:: Aim of the exercise ::
Report all lines from the entries below in which "label" appears.

"""

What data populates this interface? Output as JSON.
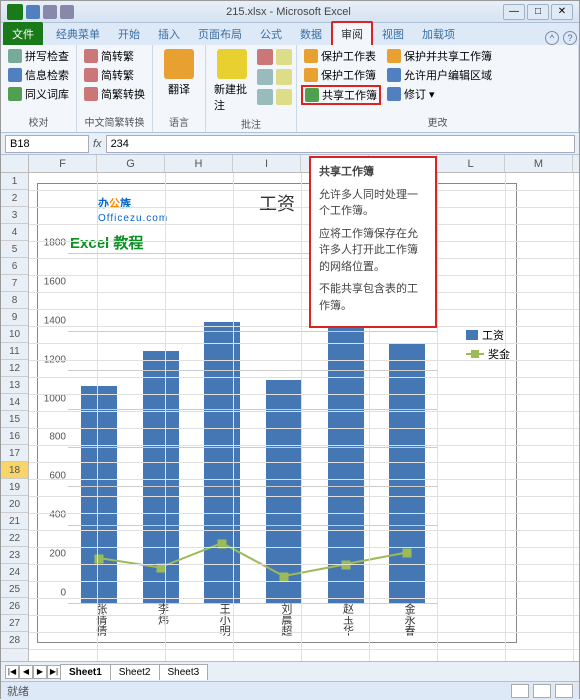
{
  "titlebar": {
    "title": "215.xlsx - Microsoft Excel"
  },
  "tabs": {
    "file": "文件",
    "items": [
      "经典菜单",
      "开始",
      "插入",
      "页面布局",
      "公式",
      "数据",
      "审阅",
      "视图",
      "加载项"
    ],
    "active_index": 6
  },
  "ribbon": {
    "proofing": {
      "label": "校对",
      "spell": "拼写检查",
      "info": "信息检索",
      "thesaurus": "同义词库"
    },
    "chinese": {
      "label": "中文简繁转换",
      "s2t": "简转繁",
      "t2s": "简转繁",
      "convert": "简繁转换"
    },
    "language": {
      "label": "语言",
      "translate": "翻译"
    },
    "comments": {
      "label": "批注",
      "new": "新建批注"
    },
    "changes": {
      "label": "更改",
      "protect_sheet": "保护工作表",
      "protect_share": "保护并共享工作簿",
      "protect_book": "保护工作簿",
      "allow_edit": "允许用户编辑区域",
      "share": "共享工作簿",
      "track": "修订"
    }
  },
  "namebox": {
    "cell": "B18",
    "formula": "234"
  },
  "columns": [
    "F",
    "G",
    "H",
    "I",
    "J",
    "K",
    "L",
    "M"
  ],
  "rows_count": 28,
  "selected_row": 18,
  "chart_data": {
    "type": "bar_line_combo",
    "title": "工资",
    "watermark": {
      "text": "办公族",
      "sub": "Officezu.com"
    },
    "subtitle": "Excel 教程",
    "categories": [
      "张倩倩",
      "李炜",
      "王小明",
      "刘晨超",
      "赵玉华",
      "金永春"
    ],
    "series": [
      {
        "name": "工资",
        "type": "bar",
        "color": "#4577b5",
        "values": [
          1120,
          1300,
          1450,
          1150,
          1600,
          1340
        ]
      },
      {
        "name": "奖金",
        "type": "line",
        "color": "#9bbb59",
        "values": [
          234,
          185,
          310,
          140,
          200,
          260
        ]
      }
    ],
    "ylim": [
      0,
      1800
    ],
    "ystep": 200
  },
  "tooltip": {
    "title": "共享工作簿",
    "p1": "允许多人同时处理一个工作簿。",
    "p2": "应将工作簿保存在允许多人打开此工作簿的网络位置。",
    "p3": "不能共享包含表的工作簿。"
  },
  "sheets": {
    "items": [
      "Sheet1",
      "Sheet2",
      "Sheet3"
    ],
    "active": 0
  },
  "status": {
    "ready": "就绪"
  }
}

"""

:: Solution for this exercise ::
      "label": "校对",
      "label": "中文简繁转换",
      "label": "语言",
      "label": "批注",
      "label": "更改",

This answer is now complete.